Given request:
Every record below should be transcribed exactly. Omit the images.

Exercise data:

· · · · ·

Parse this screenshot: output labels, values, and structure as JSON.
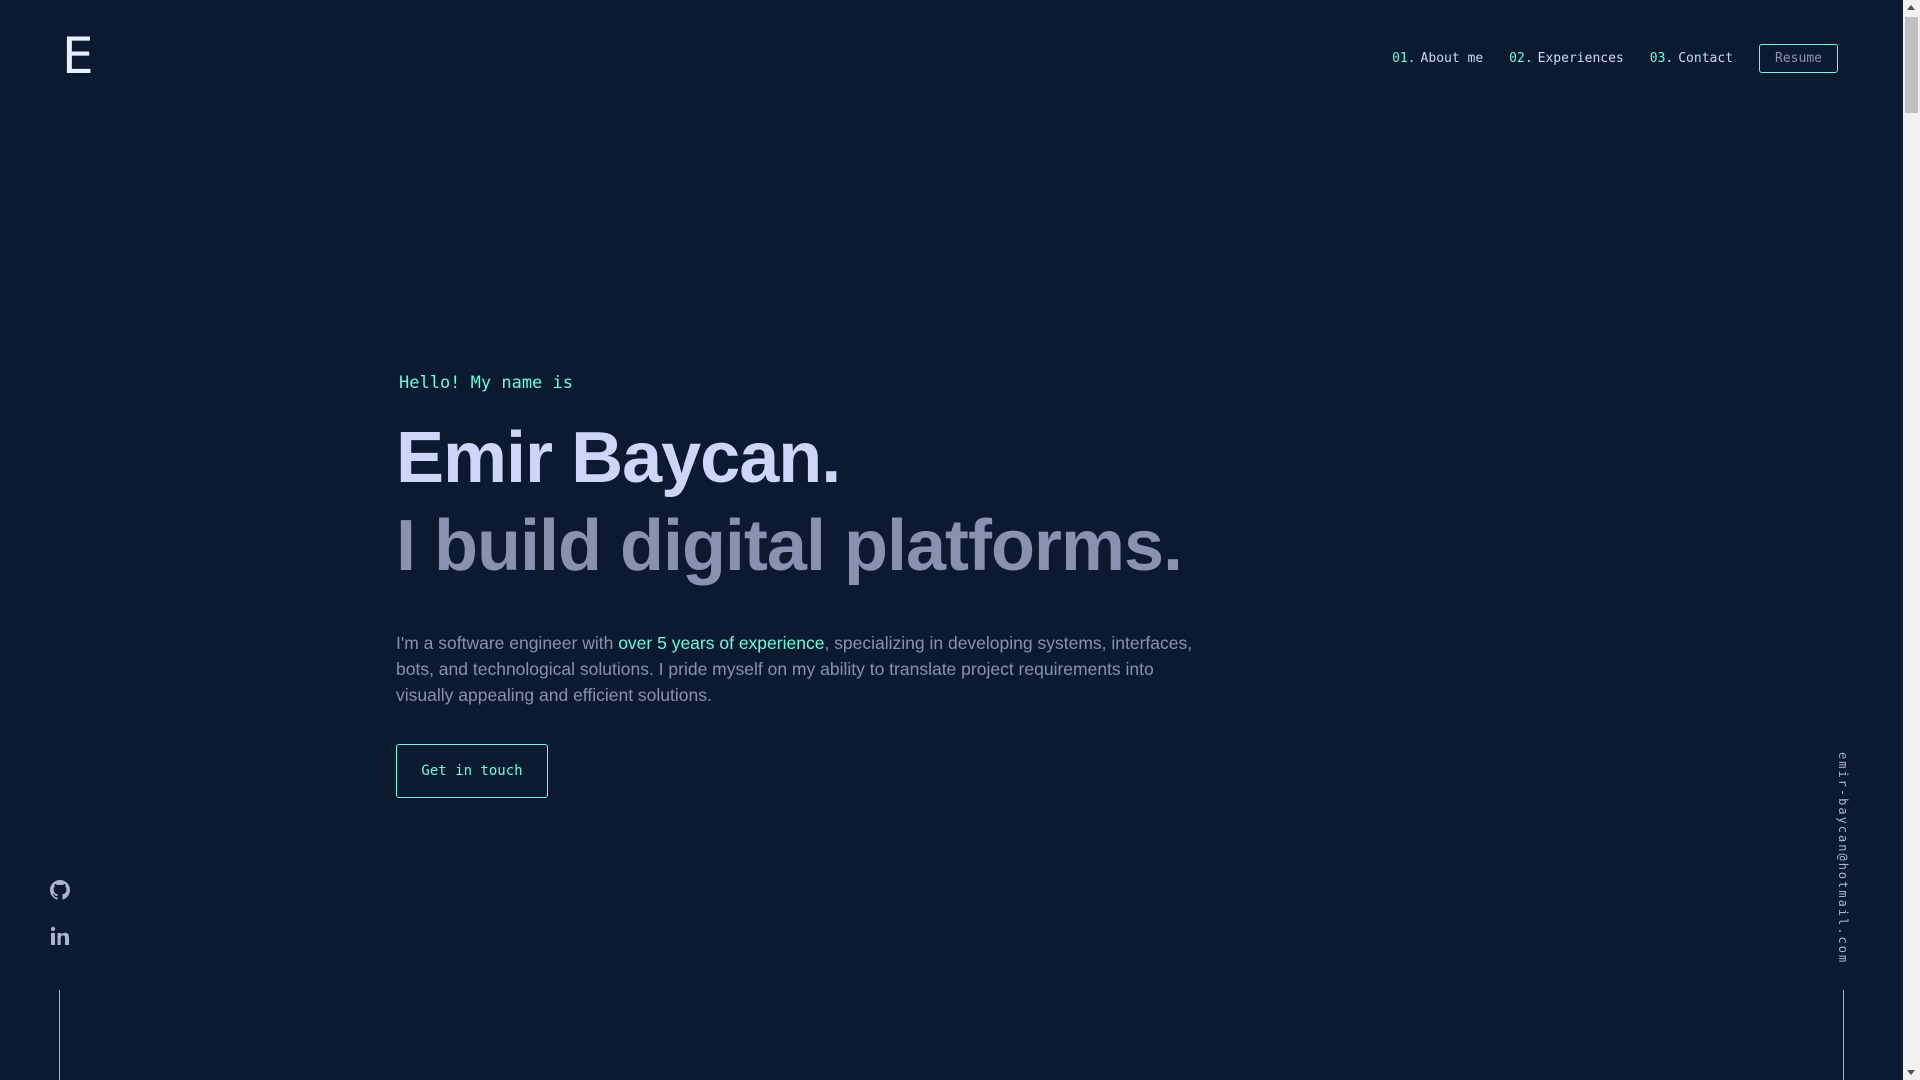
{
  "header": {
    "logo": "E",
    "nav": [
      {
        "num": "01.",
        "label": "About me"
      },
      {
        "num": "02.",
        "label": "Experiences"
      },
      {
        "num": "03.",
        "label": "Contact"
      }
    ],
    "resume_label": "Resume"
  },
  "hero": {
    "greeting": "Hello! My name is",
    "name": "Emir Baycan.",
    "tagline": "I build digital platforms.",
    "intro_before": "I'm a software engineer with ",
    "intro_highlight": "over 5 years of experience",
    "intro_after": ", specializing in developing systems, interfaces, bots, and technological solutions. I pride myself on my ability to translate project requirements into visually appealing and efficient solutions.",
    "cta_label": "Get in touch"
  },
  "socials": [
    {
      "icon": "github-icon"
    },
    {
      "icon": "linkedin-icon"
    }
  ],
  "email": "emir-baycan@hotmail.com",
  "colors": {
    "background": "#0b1a30",
    "accent": "#64ffda",
    "text_light": "#ccd6f6",
    "text_muted": "#8892b0"
  }
}
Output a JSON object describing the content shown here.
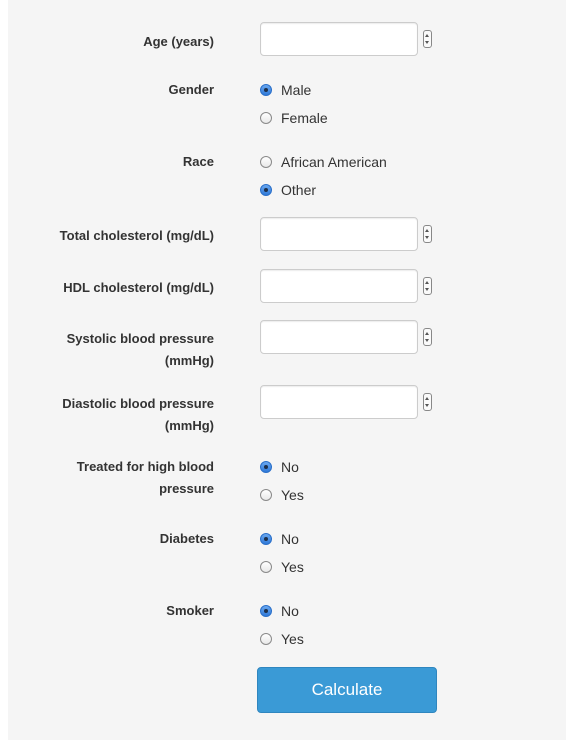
{
  "fields": {
    "age": {
      "label": "Age (years)",
      "value": ""
    },
    "gender": {
      "label": "Gender",
      "options": [
        "Male",
        "Female"
      ],
      "selected": "Male"
    },
    "race": {
      "label": "Race",
      "options": [
        "African American",
        "Other"
      ],
      "selected": "Other"
    },
    "total_cholesterol": {
      "label": "Total cholesterol (mg/dL)",
      "value": ""
    },
    "hdl_cholesterol": {
      "label": "HDL cholesterol (mg/dL)",
      "value": ""
    },
    "systolic_bp": {
      "label": "Systolic blood pressure (mmHg)",
      "value": ""
    },
    "diastolic_bp": {
      "label": "Diastolic blood pressure (mmHg)",
      "value": ""
    },
    "treated_bp": {
      "label": "Treated for high blood pressure",
      "options": [
        "No",
        "Yes"
      ],
      "selected": "No"
    },
    "diabetes": {
      "label": "Diabetes",
      "options": [
        "No",
        "Yes"
      ],
      "selected": "No"
    },
    "smoker": {
      "label": "Smoker",
      "options": [
        "No",
        "Yes"
      ],
      "selected": "No"
    }
  },
  "calculate_label": "Calculate",
  "colors": {
    "button": "#3a9ad6",
    "panel": "#f5f5f5",
    "radio_checked": "#2f79d8"
  }
}
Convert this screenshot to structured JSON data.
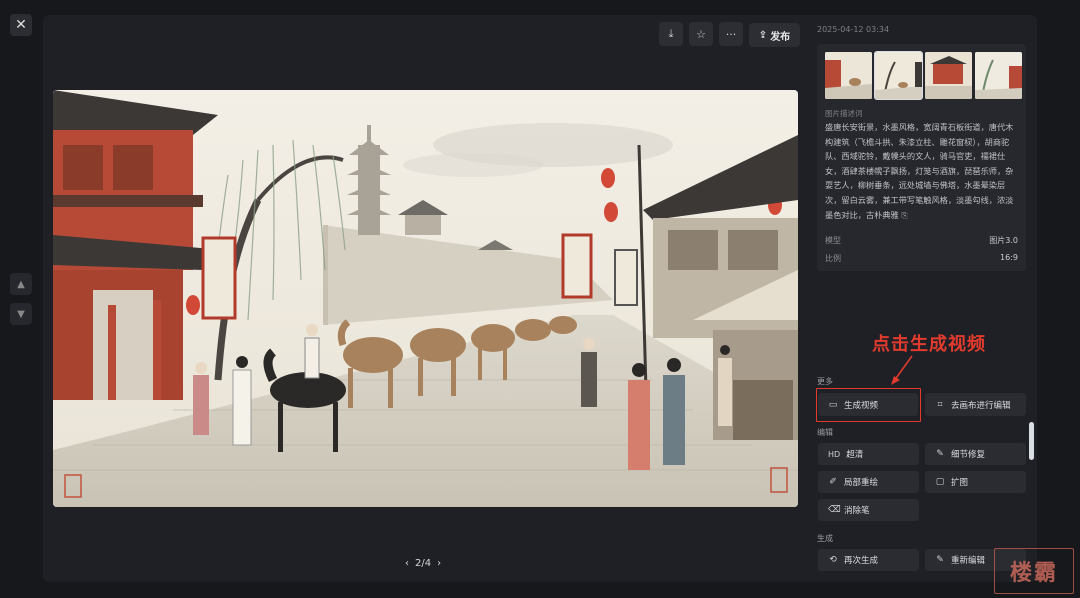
{
  "toolbar": {
    "publish_label": "发布"
  },
  "pager": {
    "text": "2/4"
  },
  "side": {
    "timestamp": "2025-04-12 03:34",
    "description_label": "图片描述词",
    "description": "盛唐长安街景，水墨风格，宽阔青石板街道，唐代木构建筑（飞檐斗拱、朱漆立柱、雕花窗棂），胡商驼队、西域驼铃，戴幞头的文人，骑马官吏，襦裙仕女，酒肆茶楼幌子飘扬，灯笼与酒旗，琵琶乐师，杂耍艺人，柳树垂条，远处城墙与佛塔，水墨晕染层次，留白云雾，兼工带写笔触风格，淡墨勾线，浓淡墨色对比，古朴典雅",
    "meta": [
      {
        "key": "模型",
        "value": "图片3.0"
      },
      {
        "key": "比例",
        "value": "16:9"
      }
    ]
  },
  "callout": "点击生成视频",
  "sections": {
    "more": "更多",
    "edit": "编辑",
    "generate": "生成"
  },
  "actions": {
    "generate_video": "生成视频",
    "canvas_edit": "去画布进行编辑",
    "hd": "超清",
    "detail_fix": "细节修复",
    "partial_redraw": "局部重绘",
    "expand": "扩图",
    "eraser": "消除笔",
    "regenerate": "再次生成",
    "reedit": "重新编辑"
  },
  "icons": {
    "hd_badge": "HD"
  },
  "watermark": "楼霸"
}
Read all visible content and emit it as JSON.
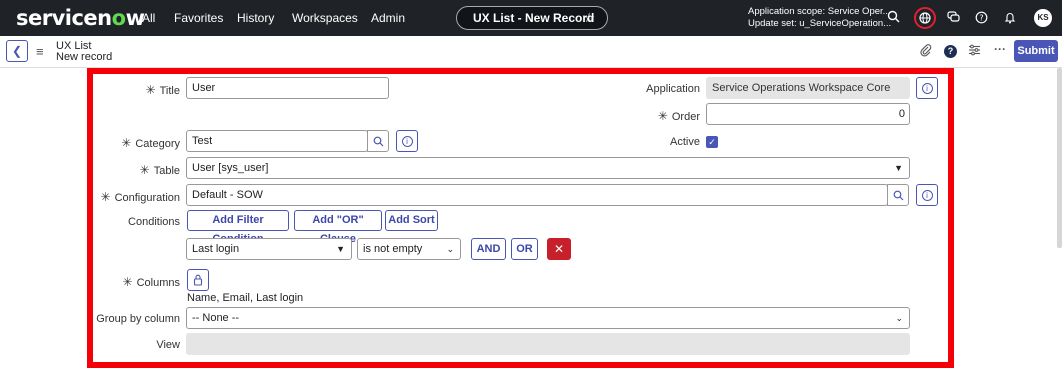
{
  "topnav": {
    "brand_prefix": "servicen",
    "brand_o": "o",
    "brand_suffix": "w",
    "items": [
      "All",
      "Favorites",
      "History",
      "Workspaces",
      "Admin"
    ],
    "pill_title": "UX List - New Record",
    "star_glyph": "☆",
    "scope_line1": "Application scope: Service Oper...",
    "scope_line2": "Update set: u_ServiceOperation...",
    "avatar_initials": "KS",
    "icons": [
      "search-icon",
      "globe-icon",
      "chat-icon",
      "help-icon",
      "bell-icon"
    ]
  },
  "subheader": {
    "record_type": "UX List",
    "record_state": "New record",
    "submit_label": "Submit",
    "icons": [
      "back-icon",
      "menu-icon",
      "attachment-icon",
      "help-icon",
      "settings-icon",
      "more-icon"
    ]
  },
  "form": {
    "title_label": "Title",
    "title_value": "User",
    "application_label": "Application",
    "application_value": "Service Operations Workspace Core",
    "order_label": "Order",
    "order_value": "0",
    "category_label": "Category",
    "category_value": "Test",
    "active_label": "Active",
    "active_checked": true,
    "table_label": "Table",
    "table_value": "User [sys_user]",
    "configuration_label": "Configuration",
    "configuration_value": "Default - SOW",
    "conditions_label": "Conditions",
    "add_filter_label": "Add Filter Condition",
    "add_or_label": "Add \"OR\" Clause",
    "add_sort_label": "Add Sort",
    "cond_field": "Last login",
    "cond_operator": "is not empty",
    "and_label": "AND",
    "or_label": "OR",
    "columns_label": "Columns",
    "columns_value": "Name, Email, Last login",
    "group_by_label": "Group by column",
    "group_by_value": "-- None --",
    "view_label": "View",
    "view_value": ""
  },
  "colors": {
    "accent": "#4a56b5",
    "topnav_bg": "#1f2328",
    "highlight_frame": "#f50006",
    "delete_button": "#c8202b",
    "brand_green": "#62d84e"
  }
}
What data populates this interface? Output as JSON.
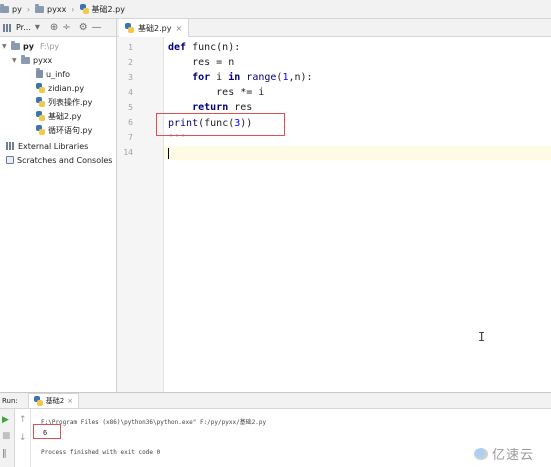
{
  "breadcrumb": [
    {
      "label": "py",
      "icon": "folder-icon"
    },
    {
      "label": "pyxx",
      "icon": "folder-icon"
    },
    {
      "label": "基础2.py",
      "icon": "python-file-icon"
    }
  ],
  "project_panel": {
    "title": "Pr...",
    "tree": [
      {
        "label": "py",
        "suffix": "F:\\py",
        "icon": "folder-icon",
        "expanded": true
      },
      {
        "label": "pyxx",
        "icon": "folder-icon",
        "expanded": true
      },
      {
        "label": "u_info",
        "icon": "module-icon"
      },
      {
        "label": "zidian.py",
        "icon": "python-file-icon"
      },
      {
        "label": "列表操作.py",
        "icon": "python-file-icon"
      },
      {
        "label": "基础2.py",
        "icon": "python-file-icon"
      },
      {
        "label": "循环语句.py",
        "icon": "python-file-icon"
      },
      {
        "label": "External Libraries",
        "icon": "library-icon"
      },
      {
        "label": "Scratches and Consoles",
        "icon": "scratch-icon"
      }
    ]
  },
  "editor": {
    "tab_label": "基础2.py",
    "line_numbers": [
      "1",
      "2",
      "3",
      "4",
      "5",
      "6",
      "7",
      "14"
    ],
    "code_lines": [
      "def func(n):",
      "    res = n",
      "    for i in range(1,n):",
      "        res *= i",
      "    return res",
      "print(func(3))",
      "'''",
      ""
    ]
  },
  "run_panel": {
    "label": "Run:",
    "tab_label": "基础2",
    "command": "F:\\Program Files (x86)\\python36\\python.exe\" F:/py/pyxx/基础2.py",
    "output": "6",
    "status": "Process finished with exit code 0"
  },
  "watermark": {
    "text": "亿速云"
  },
  "colors": {
    "keyword": "#000080",
    "number": "#0000ff",
    "highlight_box": "#e05050",
    "current_line": "#fffae3",
    "run_green": "#3aa63a"
  }
}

· · · · ·

Result for this task:
Parse this screenshot: output labels, values, and structure as JSON.
{
  "header": {
    "logo": "E",
    "nav": [
      {
        "num": "01.",
        "label": "About me"
      },
      {
        "num": "02.",
        "label": "Experiences"
      },
      {
        "num": "03.",
        "label": "Contact"
      }
    ],
    "resume_label": "Resume"
  },
  "hero": {
    "greeting": "Hello! My name is",
    "name": "Emir Baycan.",
    "tagline": "I build digital platforms.",
    "intro_before": "I'm a software engineer with ",
    "intro_highlight": "over 5 years of experience",
    "intro_after": ", specializing in developing systems, interfaces, bots, and technological solutions. I pride myself on my ability to translate project requirements into visually appealing and efficient solutions.",
    "cta_label": "Get in touch"
  },
  "socials": [
    {
      "icon": "github-icon"
    },
    {
      "icon": "linkedin-icon"
    }
  ],
  "email": "emir-baycan@hotmail.com",
  "colors": {
    "background": "#0b1a30",
    "accent": "#64ffda",
    "text_light": "#ccd6f6",
    "text_muted": "#8892b0"
  }
}
Output a JSON object describing the content shown here.
{
  "fields": {
    "age": {
      "label": "Age (years)",
      "value": ""
    },
    "gender": {
      "label": "Gender",
      "options": [
        "Male",
        "Female"
      ],
      "selected": "Male"
    },
    "race": {
      "label": "Race",
      "options": [
        "African American",
        "Other"
      ],
      "selected": "Other"
    },
    "total_cholesterol": {
      "label": "Total cholesterol (mg/dL)",
      "value": ""
    },
    "hdl_cholesterol": {
      "label": "HDL cholesterol (mg/dL)",
      "value": ""
    },
    "systolic_bp": {
      "label": "Systolic blood pressure (mmHg)",
      "value": ""
    },
    "diastolic_bp": {
      "label": "Diastolic blood pressure (mmHg)",
      "value": ""
    },
    "treated_bp": {
      "label": "Treated for high blood pressure",
      "options": [
        "No",
        "Yes"
      ],
      "selected": "No"
    },
    "diabetes": {
      "label": "Diabetes",
      "options": [
        "No",
        "Yes"
      ],
      "selected": "No"
    },
    "smoker": {
      "label": "Smoker",
      "options": [
        "No",
        "Yes"
      ],
      "selected": "No"
    }
  },
  "calculate_label": "Calculate",
  "colors": {
    "button": "#3a9ad6",
    "panel": "#f5f5f5",
    "radio_checked": "#2f79d8"
  }
}
Convert this screenshot to structured JSON data.
{
  "toolbar": {
    "publish_label": "发布"
  },
  "pager": {
    "text": "2/4"
  },
  "side": {
    "timestamp": "2025-04-12 03:34",
    "description_label": "图片描述词",
    "description": "盛唐长安街景，水墨风格，宽阔青石板街道，唐代木构建筑（飞檐斗拱、朱漆立柱、雕花窗棂），胡商驼队、西域驼铃，戴幞头的文人，骑马官吏，襦裙仕女，酒肆茶楼幌子飘扬，灯笼与酒旗，琵琶乐师，杂耍艺人，柳树垂条，远处城墙与佛塔，水墨晕染层次，留白云雾，兼工带写笔触风格，淡墨勾线，浓淡墨色对比，古朴典雅",
    "meta": [
      {
        "key": "模型",
        "value": "图片3.0"
      },
      {
        "key": "比例",
        "value": "16:9"
      }
    ]
  },
  "callout": "点击生成视频",
  "sections": {
    "more": "更多",
    "edit": "编辑",
    "generate": "生成"
  },
  "actions": {
    "generate_video": "生成视频",
    "canvas_edit": "去画布进行编辑",
    "hd": "超清",
    "detail_fix": "细节修复",
    "partial_redraw": "局部重绘",
    "expand": "扩图",
    "eraser": "消除笔",
    "regenerate": "再次生成",
    "reedit": "重新编辑"
  },
  "icons": {
    "hd_badge": "HD"
  },
  "watermark": "楼霸"
}
Read all visible content and emit it as JSON.
{
  "topnav": {
    "brand_prefix": "servicen",
    "brand_o": "o",
    "brand_suffix": "w",
    "items": [
      "All",
      "Favorites",
      "History",
      "Workspaces",
      "Admin"
    ],
    "pill_title": "UX List - New Record",
    "star_glyph": "☆",
    "scope_line1": "Application scope: Service Oper...",
    "scope_line2": "Update set: u_ServiceOperation...",
    "avatar_initials": "KS",
    "icons": [
      "search-icon",
      "globe-icon",
      "chat-icon",
      "help-icon",
      "bell-icon"
    ]
  },
  "subheader": {
    "record_type": "UX List",
    "record_state": "New record",
    "submit_label": "Submit",
    "icons": [
      "back-icon",
      "menu-icon",
      "attachment-icon",
      "help-icon",
      "settings-icon",
      "more-icon"
    ]
  },
  "form": {
    "title_label": "Title",
    "title_value": "User",
    "application_label": "Application",
    "application_value": "Service Operations Workspace Core",
    "order_label": "Order",
    "order_value": "0",
    "category_label": "Category",
    "category_value": "Test",
    "active_label": "Active",
    "active_checked": true,
    "table_label": "Table",
    "table_value": "User [sys_user]",
    "configuration_label": "Configuration",
    "configuration_value": "Default - SOW",
    "conditions_label": "Conditions",
    "add_filter_label": "Add Filter Condition",
    "add_or_label": "Add \"OR\" Clause",
    "add_sort_label": "Add Sort",
    "cond_field": "Last login",
    "cond_operator": "is not empty",
    "and_label": "AND",
    "or_label": "OR",
    "columns_label": "Columns",
    "columns_value": "Name, Email, Last login",
    "group_by_label": "Group by column",
    "group_by_value": "-- None --",
    "view_label": "View",
    "view_value": ""
  },
  "colors": {
    "accent": "#4a56b5",
    "topnav_bg": "#1f2328",
    "highlight_frame": "#f50006",
    "delete_button": "#c8202b",
    "brand_green": "#62d84e"
  }
}
What data populates this interface? Output as JSON.
{
  "breadcrumb": [
    {
      "label": "py",
      "icon": "folder-icon"
    },
    {
      "label": "pyxx",
      "icon": "folder-icon"
    },
    {
      "label": "基础2.py",
      "icon": "python-file-icon"
    }
  ],
  "project_panel": {
    "title": "Pr...",
    "tree": [
      {
        "label": "py",
        "suffix": "F:\\py",
        "icon": "folder-icon",
        "expanded": true
      },
      {
        "label": "pyxx",
        "icon": "folder-icon",
        "expanded": true
      },
      {
        "label": "u_info",
        "icon": "module-icon"
      },
      {
        "label": "zidian.py",
        "icon": "python-file-icon"
      },
      {
        "label": "列表操作.py",
        "icon": "python-file-icon"
      },
      {
        "label": "基础2.py",
        "icon": "python-file-icon"
      },
      {
        "label": "循环语句.py",
        "icon": "python-file-icon"
      },
      {
        "label": "External Libraries",
        "icon": "library-icon"
      },
      {
        "label": "Scratches and Consoles",
        "icon": "scratch-icon"
      }
    ]
  },
  "editor": {
    "tab_label": "基础2.py",
    "line_numbers": [
      "1",
      "2",
      "3",
      "4",
      "5",
      "6",
      "7",
      "14"
    ],
    "code_lines": [
      "def func(n):",
      "    res = n",
      "    for i in range(1,n):",
      "        res *= i",
      "    return res",
      "print(func(3))",
      "'''",
      ""
    ]
  },
  "run_panel": {
    "label": "Run:",
    "tab_label": "基础2",
    "command": "F:\\Program Files (x86)\\python36\\python.exe\" F:/py/pyxx/基础2.py",
    "output": "6",
    "status": "Process finished with exit code 0"
  },
  "watermark": {
    "text": "亿速云"
  },
  "colors": {
    "keyword": "#000080",
    "number": "#0000ff",
    "highlight_box": "#e05050",
    "current_line": "#fffae3",
    "run_green": "#3aa63a"
  }
}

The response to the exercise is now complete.